Stored records:
Begin
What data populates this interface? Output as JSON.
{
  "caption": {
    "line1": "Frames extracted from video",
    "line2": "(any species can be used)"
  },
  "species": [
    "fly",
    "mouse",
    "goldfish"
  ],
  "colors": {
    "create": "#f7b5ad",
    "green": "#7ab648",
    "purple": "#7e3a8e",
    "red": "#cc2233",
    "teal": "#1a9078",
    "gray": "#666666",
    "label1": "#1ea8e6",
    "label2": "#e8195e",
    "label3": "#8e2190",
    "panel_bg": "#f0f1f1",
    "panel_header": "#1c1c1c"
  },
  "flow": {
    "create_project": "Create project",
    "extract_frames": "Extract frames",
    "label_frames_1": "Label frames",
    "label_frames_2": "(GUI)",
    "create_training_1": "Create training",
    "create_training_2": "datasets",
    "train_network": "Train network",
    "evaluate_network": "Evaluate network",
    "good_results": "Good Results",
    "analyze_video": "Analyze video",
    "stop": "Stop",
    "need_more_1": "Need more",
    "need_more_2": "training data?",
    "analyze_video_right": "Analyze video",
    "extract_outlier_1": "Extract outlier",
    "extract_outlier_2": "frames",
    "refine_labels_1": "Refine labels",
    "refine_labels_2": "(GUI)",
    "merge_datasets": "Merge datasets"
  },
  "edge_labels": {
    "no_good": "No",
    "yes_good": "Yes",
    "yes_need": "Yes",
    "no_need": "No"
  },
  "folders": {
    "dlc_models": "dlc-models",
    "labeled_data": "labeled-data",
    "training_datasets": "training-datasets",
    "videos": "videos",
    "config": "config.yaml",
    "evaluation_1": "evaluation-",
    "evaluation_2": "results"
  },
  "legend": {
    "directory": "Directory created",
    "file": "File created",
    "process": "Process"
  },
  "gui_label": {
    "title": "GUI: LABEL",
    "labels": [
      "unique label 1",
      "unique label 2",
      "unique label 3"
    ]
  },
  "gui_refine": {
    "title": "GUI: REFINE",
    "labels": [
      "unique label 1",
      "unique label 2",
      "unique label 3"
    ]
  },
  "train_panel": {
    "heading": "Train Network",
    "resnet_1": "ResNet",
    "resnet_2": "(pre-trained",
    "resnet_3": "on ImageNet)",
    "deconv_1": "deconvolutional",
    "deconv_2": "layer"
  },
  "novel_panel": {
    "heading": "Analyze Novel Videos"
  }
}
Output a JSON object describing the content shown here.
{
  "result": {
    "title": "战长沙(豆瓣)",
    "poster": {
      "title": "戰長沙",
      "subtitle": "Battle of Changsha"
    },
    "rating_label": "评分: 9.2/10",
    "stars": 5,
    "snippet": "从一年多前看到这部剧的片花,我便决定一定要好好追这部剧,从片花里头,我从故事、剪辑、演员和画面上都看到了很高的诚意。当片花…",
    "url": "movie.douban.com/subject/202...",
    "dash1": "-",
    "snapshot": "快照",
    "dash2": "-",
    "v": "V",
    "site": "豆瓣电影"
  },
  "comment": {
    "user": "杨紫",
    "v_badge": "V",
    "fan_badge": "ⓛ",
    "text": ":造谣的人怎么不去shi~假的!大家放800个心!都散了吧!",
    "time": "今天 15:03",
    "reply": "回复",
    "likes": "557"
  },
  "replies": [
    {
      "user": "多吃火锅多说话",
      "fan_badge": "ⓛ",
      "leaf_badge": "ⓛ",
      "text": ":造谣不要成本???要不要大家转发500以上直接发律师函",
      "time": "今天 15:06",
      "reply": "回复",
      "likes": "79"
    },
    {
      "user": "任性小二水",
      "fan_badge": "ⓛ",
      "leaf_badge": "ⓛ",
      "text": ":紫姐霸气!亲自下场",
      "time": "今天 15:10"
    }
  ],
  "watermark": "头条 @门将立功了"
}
End
Aim >> All lines above with "datasets" in them should be returned.

Task solution >>
    "create_training_2": "datasets",
    "merge_datasets": "Merge datasets"
    "training_datasets": "training-datasets",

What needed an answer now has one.